▸ Aim
Pull out every line of the listing below where "name" appears.

***** Given information *****

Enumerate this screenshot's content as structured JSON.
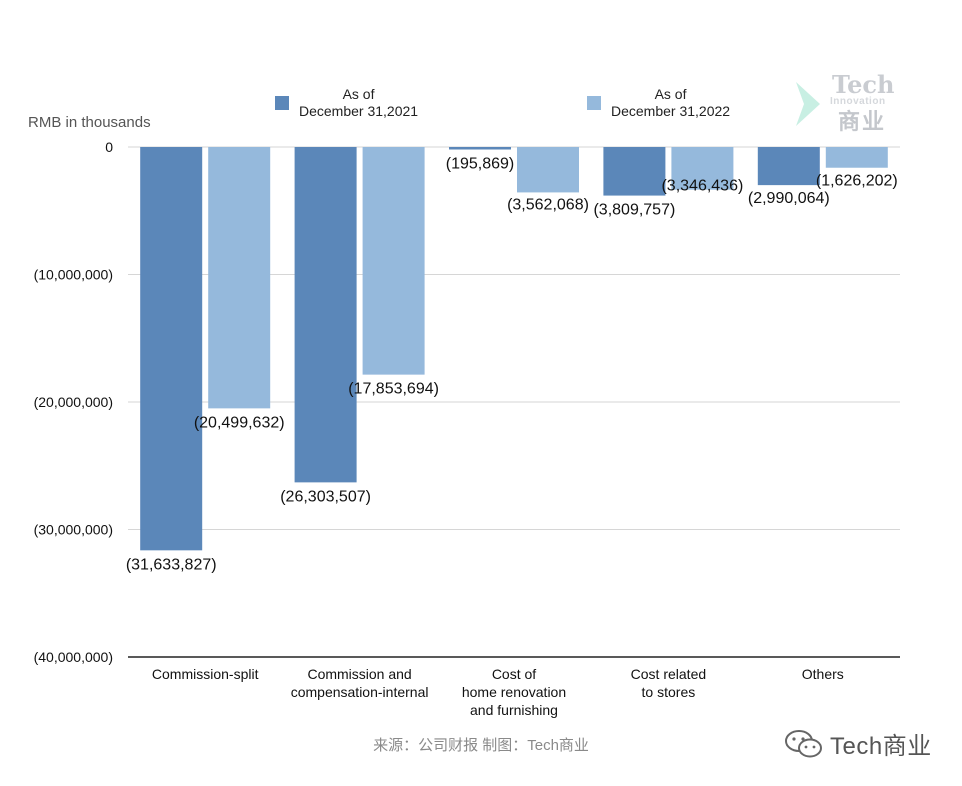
{
  "chart_data": {
    "type": "bar",
    "unit_label": "RMB in thousands",
    "categories": [
      "Commission-split",
      "Commission and\ncompensation-internal",
      "Cost of\nhome renovation\nand furnishing",
      "Cost related\nto stores",
      "Others"
    ],
    "series": [
      {
        "name": "As of\nDecember 31,2021",
        "color": "#5b87b9",
        "values": [
          -31633827,
          -26303507,
          -195869,
          -3809757,
          -2990064
        ],
        "labels": [
          "(31,633,827)",
          "(26,303,507)",
          "(195,869)",
          "(3,809,757)",
          "(2,990,064)"
        ]
      },
      {
        "name": "As of\nDecember 31,2022",
        "color": "#95b9dc",
        "values": [
          -20499632,
          -17853694,
          -3562068,
          -3346436,
          -1626202
        ],
        "labels": [
          "(20,499,632)",
          "(17,853,694)",
          "(3,562,068)",
          "(3,346,436)",
          "(1,626,202)"
        ]
      }
    ],
    "yticks": [
      0,
      -10000000,
      -20000000,
      -30000000,
      -40000000
    ],
    "ytick_labels": [
      "0",
      "(10,000,000)",
      "(20,000,000)",
      "(30,000,000)",
      "(40,000,000)"
    ],
    "ylim": [
      -40000000,
      0
    ],
    "grid": true,
    "legend": "top"
  },
  "source_text": "来源：公司财报 制图：Tech商业",
  "wechat_text": "Tech商业",
  "watermark": {
    "line1": "Tech",
    "line2": "Innovation",
    "line3": "商业"
  }
}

*****

▸ Written solution
        "name": "As of\nDecember 31,2021",
        "name": "As of\nDecember 31,2022",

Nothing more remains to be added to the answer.